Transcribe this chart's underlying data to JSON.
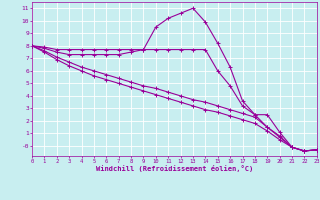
{
  "xlabel": "Windchill (Refroidissement éolien,°C)",
  "background_color": "#c8eef0",
  "line_color": "#990099",
  "grid_color": "#ffffff",
  "x_hours": [
    0,
    1,
    2,
    3,
    4,
    5,
    6,
    7,
    8,
    9,
    10,
    11,
    12,
    13,
    14,
    15,
    16,
    17,
    18,
    19,
    20,
    21,
    22,
    23
  ],
  "line1_y": [
    8.0,
    7.9,
    7.7,
    7.7,
    7.7,
    7.7,
    7.7,
    7.7,
    7.7,
    7.7,
    9.5,
    10.2,
    10.6,
    11.0,
    9.9,
    8.2,
    6.3,
    3.6,
    2.5,
    2.5,
    1.1,
    -0.1,
    -0.4,
    -0.3
  ],
  "line2_y": [
    8.0,
    7.8,
    7.5,
    7.3,
    7.3,
    7.3,
    7.3,
    7.3,
    7.5,
    7.7,
    7.7,
    7.7,
    7.7,
    7.7,
    7.7,
    6.0,
    4.8,
    3.2,
    2.5,
    1.5,
    0.8,
    -0.1,
    -0.4,
    -0.3
  ],
  "line3_y": [
    8.0,
    7.6,
    7.1,
    6.7,
    6.3,
    6.0,
    5.7,
    5.4,
    5.1,
    4.8,
    4.6,
    4.3,
    4.0,
    3.7,
    3.5,
    3.2,
    2.9,
    2.6,
    2.3,
    1.5,
    0.7,
    -0.1,
    -0.4,
    -0.3
  ],
  "line4_y": [
    8.0,
    7.5,
    6.9,
    6.4,
    6.0,
    5.6,
    5.3,
    5.0,
    4.7,
    4.4,
    4.1,
    3.8,
    3.5,
    3.2,
    2.9,
    2.7,
    2.4,
    2.1,
    1.8,
    1.2,
    0.5,
    -0.1,
    -0.4,
    -0.3
  ],
  "ylim": [
    -0.8,
    11.5
  ],
  "xlim": [
    0,
    23
  ],
  "yticks": [
    0,
    1,
    2,
    3,
    4,
    5,
    6,
    7,
    8,
    9,
    10,
    11
  ],
  "xticks": [
    0,
    1,
    2,
    3,
    4,
    5,
    6,
    7,
    8,
    9,
    10,
    11,
    12,
    13,
    14,
    15,
    16,
    17,
    18,
    19,
    20,
    21,
    22,
    23
  ]
}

▶ _TASK GOAL_
Repeat the full listing above exactly, with no pictures in the copy.

▶ _SOLVED PROBLEM_
Transcribe this chart's underlying data to JSON.
{
  "xlabel": "Windchill (Refroidissement éolien,°C)",
  "background_color": "#c8eef0",
  "line_color": "#990099",
  "grid_color": "#ffffff",
  "x_hours": [
    0,
    1,
    2,
    3,
    4,
    5,
    6,
    7,
    8,
    9,
    10,
    11,
    12,
    13,
    14,
    15,
    16,
    17,
    18,
    19,
    20,
    21,
    22,
    23
  ],
  "line1_y": [
    8.0,
    7.9,
    7.7,
    7.7,
    7.7,
    7.7,
    7.7,
    7.7,
    7.7,
    7.7,
    9.5,
    10.2,
    10.6,
    11.0,
    9.9,
    8.2,
    6.3,
    3.6,
    2.5,
    2.5,
    1.1,
    -0.1,
    -0.4,
    -0.3
  ],
  "line2_y": [
    8.0,
    7.8,
    7.5,
    7.3,
    7.3,
    7.3,
    7.3,
    7.3,
    7.5,
    7.7,
    7.7,
    7.7,
    7.7,
    7.7,
    7.7,
    6.0,
    4.8,
    3.2,
    2.5,
    1.5,
    0.8,
    -0.1,
    -0.4,
    -0.3
  ],
  "line3_y": [
    8.0,
    7.6,
    7.1,
    6.7,
    6.3,
    6.0,
    5.7,
    5.4,
    5.1,
    4.8,
    4.6,
    4.3,
    4.0,
    3.7,
    3.5,
    3.2,
    2.9,
    2.6,
    2.3,
    1.5,
    0.7,
    -0.1,
    -0.4,
    -0.3
  ],
  "line4_y": [
    8.0,
    7.5,
    6.9,
    6.4,
    6.0,
    5.6,
    5.3,
    5.0,
    4.7,
    4.4,
    4.1,
    3.8,
    3.5,
    3.2,
    2.9,
    2.7,
    2.4,
    2.1,
    1.8,
    1.2,
    0.5,
    -0.1,
    -0.4,
    -0.3
  ],
  "ylim": [
    -0.8,
    11.5
  ],
  "xlim": [
    0,
    23
  ],
  "yticks": [
    0,
    1,
    2,
    3,
    4,
    5,
    6,
    7,
    8,
    9,
    10,
    11
  ],
  "xticks": [
    0,
    1,
    2,
    3,
    4,
    5,
    6,
    7,
    8,
    9,
    10,
    11,
    12,
    13,
    14,
    15,
    16,
    17,
    18,
    19,
    20,
    21,
    22,
    23
  ]
}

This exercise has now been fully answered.